**Data supplied**
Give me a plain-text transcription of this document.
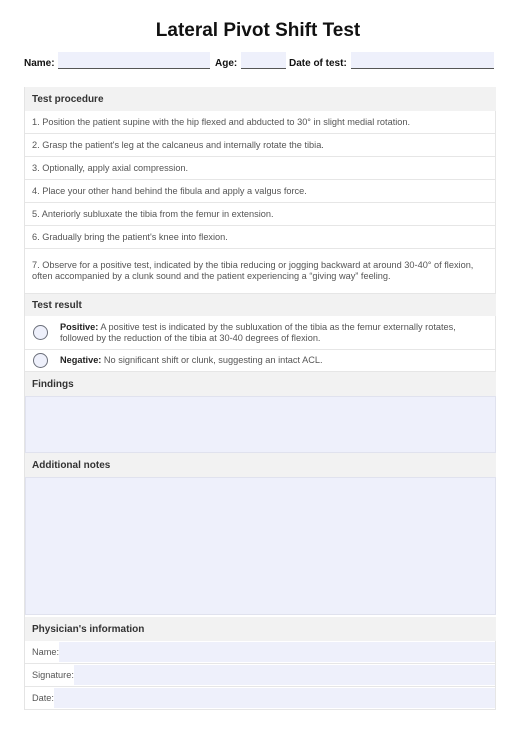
Lateral Pivot Shift Test
Name:	Age:	Date of test:
Test procedure
1. Position the patient supine with the hip flexed and abducted to 30° in slight medial rotation.
2. Grasp the patient's leg at the calcaneus and internally rotate the tibia.
3. Optionally, apply axial compression.
4. Place your other hand behind the fibula and apply a valgus force.
5. Anteriorly subluxate the tibia from the femur in extension.
6. Gradually bring the patient's knee into flexion.
7. Observe for a positive test, indicated by the tibia reducing or jogging backward at around 30-40° of flexion, often accompanied by a clunk sound and the patient experiencing a “giving way” feeling.
Test result
Positive: A positive test is indicated by the subluxation of the tibia as the femur externally rotates, followed by the reduction of the tibia at 30-40 degrees of flexion.
Negative: No significant shift or clunk, suggesting an intact ACL.
Findings
Additional notes
Physician's information
Name:
Signature:
Date:
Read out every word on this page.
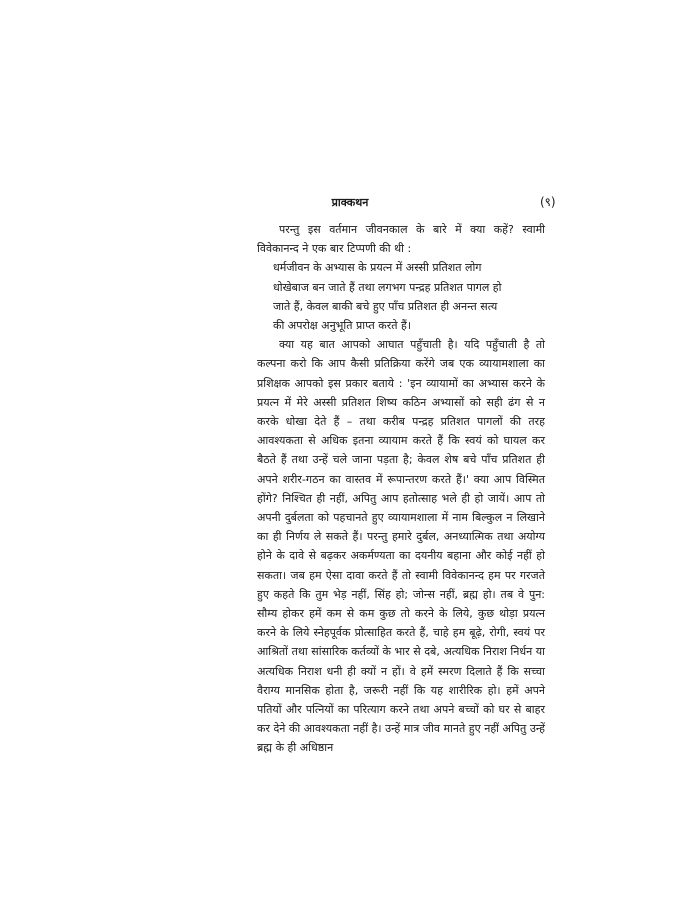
प्राक्कथन	(९)

परन्तु इस वर्तमान जीवनकाल के बारे में क्या कहें? स्वामी विवेकानन्द ने एक बार टिप्पणी की थी :

धर्मजीवन के अभ्यास के प्रयत्न में अस्सी प्रतिशत लोग
धोखेबाज बन जाते हैं तथा लगभग पन्द्रह प्रतिशत पागल हो
जाते हैं, केवल बाकी बचे हुए पाँच प्रतिशत ही अनन्त सत्य
की अपरोक्ष अनुभूति प्राप्त करते हैं।

क्या यह बात आपको आघात पहुँचाती है। यदि पहुँचाती है तो कल्पना करो कि आप कैसी प्रतिक्रिया करेंगे जब एक व्यायामशाला का प्रशिक्षक आपको इस प्रकार बताये : 'इन व्यायामों का अभ्यास करने के प्रयत्न में मेरे अस्सी प्रतिशत शिष्य कठिन अभ्यासों को सही ढंग से न करके धोखा देते हैं – तथा करीब पन्द्रह प्रतिशत पागलों की तरह आवश्यकता से अधिक इतना व्यायाम करते हैं कि स्वयं को घायल कर बैठते हैं तथा उन्हें चले जाना पड़ता है; केवल शेष बचे पाँच प्रतिशत ही अपने शरीर-गठन का वास्तव में रूपान्तरण करते हैं।' क्या आप विस्मित होंगे? निश्चित ही नहीं, अपितु आप हतोत्साह भले ही हो जायें। आप तो अपनी दुर्बलता को पहचानते हुए व्यायामशाला में नाम बिल्कुल न लिखाने का ही निर्णय ले सकते हैं। परन्तु हमारे दुर्बल, अनध्यात्मिक तथा अयोग्य होने के दावे से बढ़कर अकर्मण्यता का दयनीय बहाना और कोई नहीं हो सकता। जब हम ऐसा दावा करते हैं तो स्वामी विवेकानन्द हम पर गरजते हुए कहते कि तुम भेड़ नहीं, सिंह हो; जोन्स नहीं, ब्रह्म हो। तब वे पुन: सौम्य होकर हमें कम से कम कुछ तो करने के लिये, कुछ थोड़ा प्रयत्न करने के लिये स्नेहपूर्वक प्रोत्साहित करते हैं, चाहे हम बूढ़े, रोगी, स्वयं पर आश्रितों तथा सांसारिक कर्तव्यों के भार से दबे, अत्यधिक निराश निर्धन या अत्यधिक निराश धनी ही क्यों न हों। वे हमें स्मरण दिलाते हैं कि सच्चा वैराग्य मानसिक होता है, जरूरी नहीं कि यह शारीरिक हो। हमें अपने पतियों और पत्नियों का परित्याग करने तथा अपने बच्चों को घर से बाहर कर देने की आवश्यकता नहीं है। उन्हें मात्र जीव मानते हुए नहीं अपितु उन्हें ब्रह्म के ही अधिष्ठान
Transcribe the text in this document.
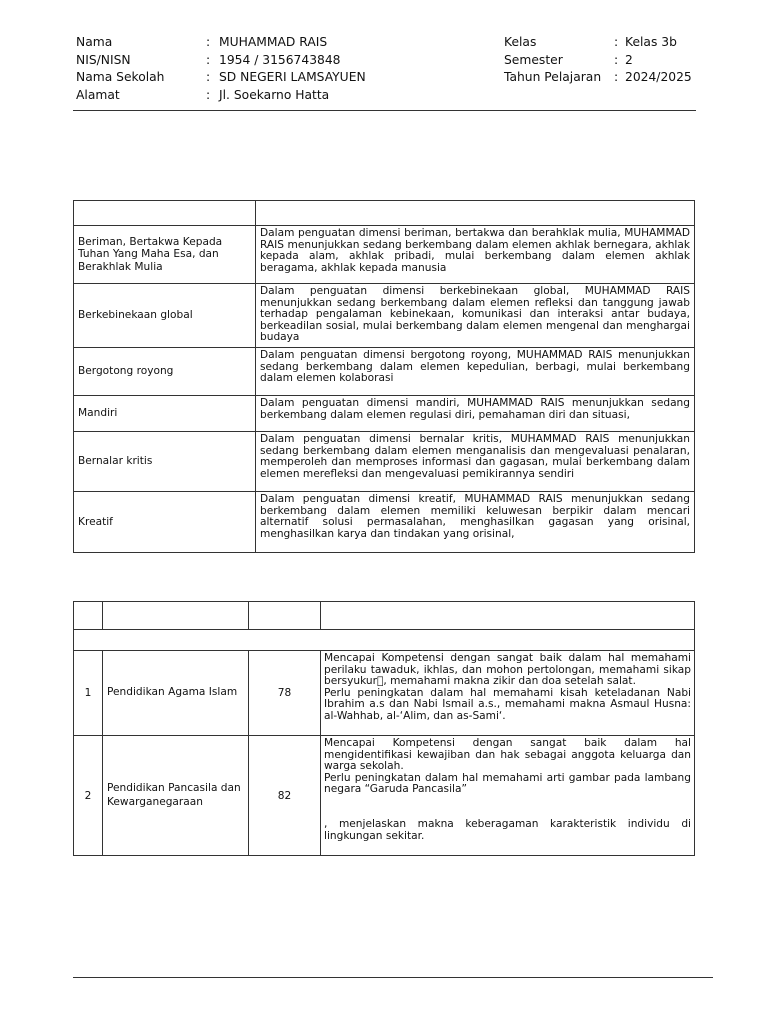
Nama	: MUHAMMAD RAIS	Kelas	: Kelas 3b
NIS/NISN	: 1954 / 3156743848	Semester	: 2
Nama Sekolah	: SD NEGERI LAMSAYUEN	Tahun Pelajaran : 2024/2025
Alamat	: Jl. Soekarno Hatta

Beriman, Bertakwa Kepada Tuhan Yang Maha Esa, dan Berakhlak Mulia	Dalam penguatan dimensi beriman, bertakwa dan berahklak mulia, MUHAMMAD RAIS menunjukkan sedang berkembang dalam elemen akhlak bernegara, akhlak kepada alam, akhlak pribadi, mulai berkembang dalam elemen akhlak beragama, akhlak kepada manusia
Berkebinekaan global	Dalam penguatan dimensi berkebinekaan global, MUHAMMAD RAIS menunjukkan sedang berkembang dalam elemen refleksi dan tanggung jawab terhadap pengalaman kebinekaan, komunikasi dan interaksi antar budaya, berkeadilan sosial, mulai berkembang dalam elemen mengenal dan menghargai budaya
Bergotong royong	Dalam penguatan dimensi bergotong royong, MUHAMMAD RAIS menunjukkan sedang berkembang dalam elemen kepedulian, berbagi, mulai berkembang dalam elemen kolaborasi
Mandiri	Dalam penguatan dimensi mandiri, MUHAMMAD RAIS menunjukkan sedang berkembang dalam elemen regulasi diri, pemahaman diri dan situasi,
Bernalar kritis	Dalam penguatan dimensi bernalar kritis, MUHAMMAD RAIS menunjukkan sedang berkembang dalam elemen menganalisis dan mengevaluasi penalaran, memperoleh dan memproses informasi dan gagasan, mulai berkembang dalam elemen merefleksi dan mengevaluasi pemikirannya sendiri
Kreatif	Dalam penguatan dimensi kreatif, MUHAMMAD RAIS menunjukkan sedang berkembang dalam elemen memiliki keluwesan berpikir dalam mencari alternatif solusi permasalahan, menghasilkan gagasan yang orisinal, menghasilkan karya dan tindakan yang orisinal,

1	Pendidikan Agama Islam	78	Mencapai Kompetensi dengan sangat baik dalam hal memahami perilaku tawaduk, ikhlas, dan mohon pertolongan, memahami sikap bersyukur , memahami makna zikir dan doa setelah salat.
Perlu peningkatan dalam hal memahami kisah keteladanan Nabi Ibrahim a.s dan Nabi Ismail a.s., memahami makna Asmaul Husna: al-Wahhab, al-‘Alim, dan as-Sami‘.

2	Pendidikan Pancasila dan Kewarganegaraan	82	Mencapai Kompetensi dengan sangat baik dalam hal mengidentifikasi kewajiban dan hak sebagai anggota keluarga dan warga sekolah.
Perlu peningkatan dalam hal memahami arti gambar pada lambang negara “Garuda Pancasila”
, menjelaskan makna keberagaman karakteristik individu di lingkungan sekitar.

**Exercise prompt**
Work out how many lines above contain the word "femur". Give only the number.

**Correct result**
2